--- Dataset records ---

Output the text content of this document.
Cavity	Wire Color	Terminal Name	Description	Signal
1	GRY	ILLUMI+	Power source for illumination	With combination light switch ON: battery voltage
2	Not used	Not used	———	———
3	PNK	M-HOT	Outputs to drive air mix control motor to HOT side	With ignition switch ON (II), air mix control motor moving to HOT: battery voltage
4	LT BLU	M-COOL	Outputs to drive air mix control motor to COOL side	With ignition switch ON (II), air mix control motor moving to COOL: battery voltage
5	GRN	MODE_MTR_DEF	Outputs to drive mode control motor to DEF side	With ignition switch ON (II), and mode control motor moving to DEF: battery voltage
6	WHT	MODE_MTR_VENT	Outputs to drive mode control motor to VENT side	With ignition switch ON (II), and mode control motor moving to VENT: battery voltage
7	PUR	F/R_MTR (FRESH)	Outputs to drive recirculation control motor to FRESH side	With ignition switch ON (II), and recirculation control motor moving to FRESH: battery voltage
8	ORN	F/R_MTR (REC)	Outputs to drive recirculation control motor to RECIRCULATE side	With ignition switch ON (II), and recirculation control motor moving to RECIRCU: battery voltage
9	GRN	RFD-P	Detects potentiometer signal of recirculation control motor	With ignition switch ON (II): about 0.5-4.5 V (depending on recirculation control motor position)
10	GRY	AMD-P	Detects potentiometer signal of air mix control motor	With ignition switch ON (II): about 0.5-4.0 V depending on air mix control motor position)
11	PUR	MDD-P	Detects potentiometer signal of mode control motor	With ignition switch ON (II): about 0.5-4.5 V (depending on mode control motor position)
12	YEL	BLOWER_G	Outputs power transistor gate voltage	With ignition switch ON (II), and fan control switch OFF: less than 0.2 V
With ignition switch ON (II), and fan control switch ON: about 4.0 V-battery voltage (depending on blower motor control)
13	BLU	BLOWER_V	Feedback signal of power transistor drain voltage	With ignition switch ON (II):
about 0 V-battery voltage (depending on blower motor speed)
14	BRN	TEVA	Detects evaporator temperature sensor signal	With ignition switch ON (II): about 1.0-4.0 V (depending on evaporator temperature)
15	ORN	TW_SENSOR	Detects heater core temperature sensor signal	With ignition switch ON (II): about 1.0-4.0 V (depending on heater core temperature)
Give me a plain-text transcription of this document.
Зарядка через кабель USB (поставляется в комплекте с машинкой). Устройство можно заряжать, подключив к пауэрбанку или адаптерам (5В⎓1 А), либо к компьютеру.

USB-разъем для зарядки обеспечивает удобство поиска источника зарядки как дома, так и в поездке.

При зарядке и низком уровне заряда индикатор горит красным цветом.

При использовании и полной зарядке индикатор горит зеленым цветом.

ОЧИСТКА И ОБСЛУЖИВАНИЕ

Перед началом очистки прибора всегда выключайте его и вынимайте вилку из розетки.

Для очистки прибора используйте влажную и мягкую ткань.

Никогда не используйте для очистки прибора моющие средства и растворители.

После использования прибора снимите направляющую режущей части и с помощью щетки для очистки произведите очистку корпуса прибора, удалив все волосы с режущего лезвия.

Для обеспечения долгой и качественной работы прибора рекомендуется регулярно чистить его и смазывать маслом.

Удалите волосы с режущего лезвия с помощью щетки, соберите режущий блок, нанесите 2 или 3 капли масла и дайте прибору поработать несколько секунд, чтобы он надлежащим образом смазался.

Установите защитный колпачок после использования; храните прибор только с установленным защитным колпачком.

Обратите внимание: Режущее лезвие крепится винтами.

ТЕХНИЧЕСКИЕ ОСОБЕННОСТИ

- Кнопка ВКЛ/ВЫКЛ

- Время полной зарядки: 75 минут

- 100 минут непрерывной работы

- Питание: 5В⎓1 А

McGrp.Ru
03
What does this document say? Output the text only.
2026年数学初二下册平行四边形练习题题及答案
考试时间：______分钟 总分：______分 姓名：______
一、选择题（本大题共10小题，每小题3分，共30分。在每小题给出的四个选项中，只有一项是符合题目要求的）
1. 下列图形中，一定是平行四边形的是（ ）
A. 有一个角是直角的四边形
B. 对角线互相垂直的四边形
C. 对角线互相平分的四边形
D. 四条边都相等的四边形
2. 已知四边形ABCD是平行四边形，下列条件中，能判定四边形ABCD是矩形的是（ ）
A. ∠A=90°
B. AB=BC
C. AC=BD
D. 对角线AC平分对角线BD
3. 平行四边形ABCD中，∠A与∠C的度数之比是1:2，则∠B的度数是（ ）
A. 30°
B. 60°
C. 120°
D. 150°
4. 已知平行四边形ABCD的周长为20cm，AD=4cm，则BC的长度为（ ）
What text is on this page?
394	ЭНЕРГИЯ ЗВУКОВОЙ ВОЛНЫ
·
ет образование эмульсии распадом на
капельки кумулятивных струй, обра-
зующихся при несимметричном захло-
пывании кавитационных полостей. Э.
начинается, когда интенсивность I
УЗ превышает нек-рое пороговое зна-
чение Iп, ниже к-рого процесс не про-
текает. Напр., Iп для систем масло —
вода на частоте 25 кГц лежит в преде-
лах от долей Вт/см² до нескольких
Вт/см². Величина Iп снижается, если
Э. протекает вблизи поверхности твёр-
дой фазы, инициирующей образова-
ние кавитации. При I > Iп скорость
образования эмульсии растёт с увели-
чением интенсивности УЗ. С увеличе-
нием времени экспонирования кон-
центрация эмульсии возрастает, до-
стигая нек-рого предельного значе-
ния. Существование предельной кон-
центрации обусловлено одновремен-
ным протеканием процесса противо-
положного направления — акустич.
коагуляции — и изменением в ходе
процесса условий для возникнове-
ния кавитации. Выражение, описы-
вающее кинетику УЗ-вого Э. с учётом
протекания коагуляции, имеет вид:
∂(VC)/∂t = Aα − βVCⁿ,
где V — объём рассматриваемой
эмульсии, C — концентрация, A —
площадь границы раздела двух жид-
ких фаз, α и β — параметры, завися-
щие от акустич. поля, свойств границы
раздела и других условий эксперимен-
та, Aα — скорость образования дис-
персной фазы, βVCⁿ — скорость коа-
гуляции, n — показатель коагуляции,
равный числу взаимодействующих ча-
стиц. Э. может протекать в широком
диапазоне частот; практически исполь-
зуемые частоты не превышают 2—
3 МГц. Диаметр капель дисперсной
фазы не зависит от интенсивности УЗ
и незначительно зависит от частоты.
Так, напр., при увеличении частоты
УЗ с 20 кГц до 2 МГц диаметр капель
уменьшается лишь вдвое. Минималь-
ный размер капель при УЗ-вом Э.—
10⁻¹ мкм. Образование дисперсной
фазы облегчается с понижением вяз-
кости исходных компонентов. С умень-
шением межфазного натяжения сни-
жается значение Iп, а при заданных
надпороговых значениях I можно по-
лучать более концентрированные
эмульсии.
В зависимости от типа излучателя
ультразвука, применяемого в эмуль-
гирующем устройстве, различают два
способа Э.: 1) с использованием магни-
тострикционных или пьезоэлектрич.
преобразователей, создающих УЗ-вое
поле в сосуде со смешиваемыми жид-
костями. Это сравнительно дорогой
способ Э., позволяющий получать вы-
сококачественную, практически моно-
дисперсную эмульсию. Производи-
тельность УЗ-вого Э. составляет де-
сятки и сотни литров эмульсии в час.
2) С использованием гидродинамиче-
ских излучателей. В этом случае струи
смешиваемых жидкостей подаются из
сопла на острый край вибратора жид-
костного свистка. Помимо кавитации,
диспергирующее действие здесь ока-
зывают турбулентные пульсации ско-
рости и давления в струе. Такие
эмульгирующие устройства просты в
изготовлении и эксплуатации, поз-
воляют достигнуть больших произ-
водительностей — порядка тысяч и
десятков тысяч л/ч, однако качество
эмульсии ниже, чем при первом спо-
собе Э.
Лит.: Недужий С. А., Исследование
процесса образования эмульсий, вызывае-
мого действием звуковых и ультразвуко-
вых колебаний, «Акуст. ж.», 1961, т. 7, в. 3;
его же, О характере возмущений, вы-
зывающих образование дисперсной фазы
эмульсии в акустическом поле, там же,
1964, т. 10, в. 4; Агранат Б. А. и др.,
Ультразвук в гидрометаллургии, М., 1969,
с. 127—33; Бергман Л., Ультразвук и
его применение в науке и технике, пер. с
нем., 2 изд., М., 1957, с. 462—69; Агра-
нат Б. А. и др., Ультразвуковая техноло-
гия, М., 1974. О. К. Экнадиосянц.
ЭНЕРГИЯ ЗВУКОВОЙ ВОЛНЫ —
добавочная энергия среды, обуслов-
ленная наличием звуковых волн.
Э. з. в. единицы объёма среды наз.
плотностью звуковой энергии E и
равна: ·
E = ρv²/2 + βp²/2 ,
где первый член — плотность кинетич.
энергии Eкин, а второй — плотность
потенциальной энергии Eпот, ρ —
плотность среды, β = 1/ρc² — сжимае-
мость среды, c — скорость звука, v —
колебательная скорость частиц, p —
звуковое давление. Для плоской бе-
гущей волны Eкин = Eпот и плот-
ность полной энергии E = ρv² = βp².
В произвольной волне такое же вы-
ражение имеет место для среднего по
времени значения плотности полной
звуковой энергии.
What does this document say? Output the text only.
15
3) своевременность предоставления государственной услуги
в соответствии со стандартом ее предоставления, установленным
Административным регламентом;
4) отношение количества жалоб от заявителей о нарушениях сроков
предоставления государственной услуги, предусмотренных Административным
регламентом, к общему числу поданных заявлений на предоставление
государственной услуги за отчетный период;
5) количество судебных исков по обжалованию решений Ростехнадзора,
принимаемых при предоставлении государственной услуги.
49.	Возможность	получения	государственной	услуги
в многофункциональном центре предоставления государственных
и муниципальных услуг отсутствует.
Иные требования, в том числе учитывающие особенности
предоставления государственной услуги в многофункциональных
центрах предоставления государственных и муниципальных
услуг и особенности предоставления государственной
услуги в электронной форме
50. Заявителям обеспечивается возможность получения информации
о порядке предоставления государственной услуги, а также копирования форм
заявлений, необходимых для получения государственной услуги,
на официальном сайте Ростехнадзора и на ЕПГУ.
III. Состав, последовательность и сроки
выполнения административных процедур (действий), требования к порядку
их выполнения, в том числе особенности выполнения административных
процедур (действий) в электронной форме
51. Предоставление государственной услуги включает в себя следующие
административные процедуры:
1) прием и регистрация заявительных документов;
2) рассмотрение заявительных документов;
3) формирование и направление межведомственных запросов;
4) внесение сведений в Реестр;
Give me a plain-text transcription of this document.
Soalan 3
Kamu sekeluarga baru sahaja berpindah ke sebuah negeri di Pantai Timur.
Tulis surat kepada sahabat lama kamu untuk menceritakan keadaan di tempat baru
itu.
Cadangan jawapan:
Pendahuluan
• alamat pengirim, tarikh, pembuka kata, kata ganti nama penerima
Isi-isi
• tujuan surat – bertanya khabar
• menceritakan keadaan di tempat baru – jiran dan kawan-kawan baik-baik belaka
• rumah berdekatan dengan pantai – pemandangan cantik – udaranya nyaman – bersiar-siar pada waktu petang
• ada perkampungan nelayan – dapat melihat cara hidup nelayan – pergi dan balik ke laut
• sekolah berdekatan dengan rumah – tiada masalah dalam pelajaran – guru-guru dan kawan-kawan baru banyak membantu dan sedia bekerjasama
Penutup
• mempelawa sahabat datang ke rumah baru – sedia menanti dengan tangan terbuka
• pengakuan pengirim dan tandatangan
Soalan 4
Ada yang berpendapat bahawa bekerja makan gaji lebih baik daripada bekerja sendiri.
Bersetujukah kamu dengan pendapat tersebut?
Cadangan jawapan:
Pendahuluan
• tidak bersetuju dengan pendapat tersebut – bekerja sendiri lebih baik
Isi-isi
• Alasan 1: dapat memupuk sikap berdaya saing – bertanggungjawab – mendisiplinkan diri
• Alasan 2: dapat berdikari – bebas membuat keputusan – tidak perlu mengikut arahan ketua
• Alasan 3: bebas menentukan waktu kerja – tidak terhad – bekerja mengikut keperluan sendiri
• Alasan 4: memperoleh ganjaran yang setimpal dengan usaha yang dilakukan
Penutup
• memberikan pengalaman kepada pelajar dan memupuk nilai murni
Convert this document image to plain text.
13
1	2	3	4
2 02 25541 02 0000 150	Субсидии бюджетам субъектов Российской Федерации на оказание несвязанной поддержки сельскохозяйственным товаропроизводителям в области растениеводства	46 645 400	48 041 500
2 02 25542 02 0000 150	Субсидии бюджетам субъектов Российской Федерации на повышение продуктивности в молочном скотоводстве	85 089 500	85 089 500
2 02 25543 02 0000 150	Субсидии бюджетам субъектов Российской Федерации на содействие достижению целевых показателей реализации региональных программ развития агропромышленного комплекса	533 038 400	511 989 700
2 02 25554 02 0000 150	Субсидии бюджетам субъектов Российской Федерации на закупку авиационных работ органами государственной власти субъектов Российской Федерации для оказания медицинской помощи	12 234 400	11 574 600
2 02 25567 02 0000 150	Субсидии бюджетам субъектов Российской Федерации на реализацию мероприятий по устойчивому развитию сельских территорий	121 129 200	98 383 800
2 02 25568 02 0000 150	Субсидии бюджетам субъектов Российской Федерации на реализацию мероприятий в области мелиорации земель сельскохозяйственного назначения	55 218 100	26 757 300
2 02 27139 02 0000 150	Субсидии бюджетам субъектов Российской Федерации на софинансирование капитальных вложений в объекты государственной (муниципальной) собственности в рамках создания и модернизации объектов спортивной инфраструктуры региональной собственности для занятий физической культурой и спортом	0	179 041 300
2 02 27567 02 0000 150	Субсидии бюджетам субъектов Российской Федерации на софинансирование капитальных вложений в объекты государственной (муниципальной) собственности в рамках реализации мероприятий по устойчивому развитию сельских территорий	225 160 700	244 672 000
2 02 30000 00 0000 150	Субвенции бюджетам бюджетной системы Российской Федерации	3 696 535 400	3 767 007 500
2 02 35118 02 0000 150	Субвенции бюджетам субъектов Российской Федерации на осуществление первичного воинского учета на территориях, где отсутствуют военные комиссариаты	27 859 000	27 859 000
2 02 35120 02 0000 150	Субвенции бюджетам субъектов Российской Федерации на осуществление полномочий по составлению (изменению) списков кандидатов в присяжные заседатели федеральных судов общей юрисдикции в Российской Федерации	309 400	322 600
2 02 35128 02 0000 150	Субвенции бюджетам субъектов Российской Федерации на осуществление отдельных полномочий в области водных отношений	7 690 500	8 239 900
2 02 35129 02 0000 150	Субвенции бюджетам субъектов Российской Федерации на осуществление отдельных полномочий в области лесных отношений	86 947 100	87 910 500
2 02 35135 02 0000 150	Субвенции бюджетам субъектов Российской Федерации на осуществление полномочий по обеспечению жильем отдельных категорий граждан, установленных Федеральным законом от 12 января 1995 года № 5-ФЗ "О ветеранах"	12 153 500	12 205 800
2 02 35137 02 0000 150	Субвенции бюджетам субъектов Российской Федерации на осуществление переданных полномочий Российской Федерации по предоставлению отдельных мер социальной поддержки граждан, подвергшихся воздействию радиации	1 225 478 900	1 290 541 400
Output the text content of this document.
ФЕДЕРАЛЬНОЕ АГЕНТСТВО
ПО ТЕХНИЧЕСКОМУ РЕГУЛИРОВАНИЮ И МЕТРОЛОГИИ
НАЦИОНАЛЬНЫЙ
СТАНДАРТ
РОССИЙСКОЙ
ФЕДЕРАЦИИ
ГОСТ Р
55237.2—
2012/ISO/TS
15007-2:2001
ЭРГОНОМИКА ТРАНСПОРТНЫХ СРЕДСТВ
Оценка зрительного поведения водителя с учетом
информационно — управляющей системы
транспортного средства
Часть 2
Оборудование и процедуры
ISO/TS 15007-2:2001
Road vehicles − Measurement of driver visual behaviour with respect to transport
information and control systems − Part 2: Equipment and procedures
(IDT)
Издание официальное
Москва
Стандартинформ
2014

---

Each line that holds the word "tersebut" is to be copied.

**Task answer**
Bersetujukah kamu dengan pendapat tersebut?
• tidak bersetuju dengan pendapat tersebut – bekerja sendiri lebih baik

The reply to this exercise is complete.